What to produce:
Return every entry exactly.

Records from a dataset:
• • • • • • •
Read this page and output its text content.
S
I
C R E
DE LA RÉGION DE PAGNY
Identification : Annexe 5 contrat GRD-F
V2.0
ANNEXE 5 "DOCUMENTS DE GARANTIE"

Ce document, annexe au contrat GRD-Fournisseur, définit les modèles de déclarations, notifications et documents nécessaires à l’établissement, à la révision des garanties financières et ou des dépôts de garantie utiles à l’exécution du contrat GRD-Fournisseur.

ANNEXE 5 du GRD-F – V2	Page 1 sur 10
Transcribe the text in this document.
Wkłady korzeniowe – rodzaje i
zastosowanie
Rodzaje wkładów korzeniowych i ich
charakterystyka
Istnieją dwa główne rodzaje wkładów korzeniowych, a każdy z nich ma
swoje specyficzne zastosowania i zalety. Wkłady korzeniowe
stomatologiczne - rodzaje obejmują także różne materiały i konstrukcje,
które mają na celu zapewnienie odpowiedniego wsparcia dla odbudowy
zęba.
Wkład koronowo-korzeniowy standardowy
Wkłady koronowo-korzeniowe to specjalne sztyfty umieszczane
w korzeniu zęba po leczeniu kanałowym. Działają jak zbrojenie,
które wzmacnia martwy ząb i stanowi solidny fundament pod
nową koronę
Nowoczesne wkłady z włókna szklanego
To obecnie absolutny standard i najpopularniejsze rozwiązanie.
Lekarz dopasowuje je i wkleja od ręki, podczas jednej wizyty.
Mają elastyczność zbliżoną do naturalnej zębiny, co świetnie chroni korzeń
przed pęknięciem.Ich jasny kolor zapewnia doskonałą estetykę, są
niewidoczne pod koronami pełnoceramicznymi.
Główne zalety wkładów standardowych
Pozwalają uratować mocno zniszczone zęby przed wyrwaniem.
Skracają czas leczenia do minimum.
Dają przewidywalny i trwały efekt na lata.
• • • • • • •
Response:
Read this page and output its text content.
S
I
C R E
DE LA RÉGION DE PAGNY
Identification : Annexe 5 contrat GRD-F
V2.0
ANNEXE 5 "DOCUMENTS DE GARANTIE"

Ce document, annexe au contrat GRD-Fournisseur, définit les modèles de déclarations, notifications et documents nécessaires à l’établissement, à la révision des garanties financières et ou des dépôts de garantie utiles à l’exécution du contrat GRD-Fournisseur.

ANNEXE 5 du GRD-F – V2	Page 1 sur 10
Transcribe the text in this document.
Wkłady korzeniowe – rodzaje i
zastosowanie
Rodzaje wkładów korzeniowych i ich
charakterystyka
Istnieją dwa główne rodzaje wkładów korzeniowych, a każdy z nich ma
swoje specyficzne zastosowania i zalety. Wkłady korzeniowe
stomatologiczne - rodzaje obejmują także różne materiały i konstrukcje,
które mają na celu zapewnienie odpowiedniego wsparcia dla odbudowy
zęba.
Wkład koronowo-korzeniowy standardowy
Wkłady koronowo-korzeniowe to specjalne sztyfty umieszczane
w korzeniu zęba po leczeniu kanałowym. Działają jak zbrojenie,
które wzmacnia martwy ząb i stanowi solidny fundament pod
nową koronę
Nowoczesne wkłady z włókna szklanego
To obecnie absolutny standard i najpopularniejsze rozwiązanie.
Lekarz dopasowuje je i wkleja od ręki, podczas jednej wizyty.
Mają elastyczność zbliżoną do naturalnej zębiny, co świetnie chroni korzeń
przed pęknięciem.Ich jasny kolor zapewnia doskonałą estetykę, są
niewidoczne pod koronami pełnoceramicznymi.
Główne zalety wkładów standardowych
Pozwalają uratować mocno zniszczone zęby przed wyrwaniem.
Skracają czas leczenia do minimum.
Dają przewidywalny i trwały efekt na lata.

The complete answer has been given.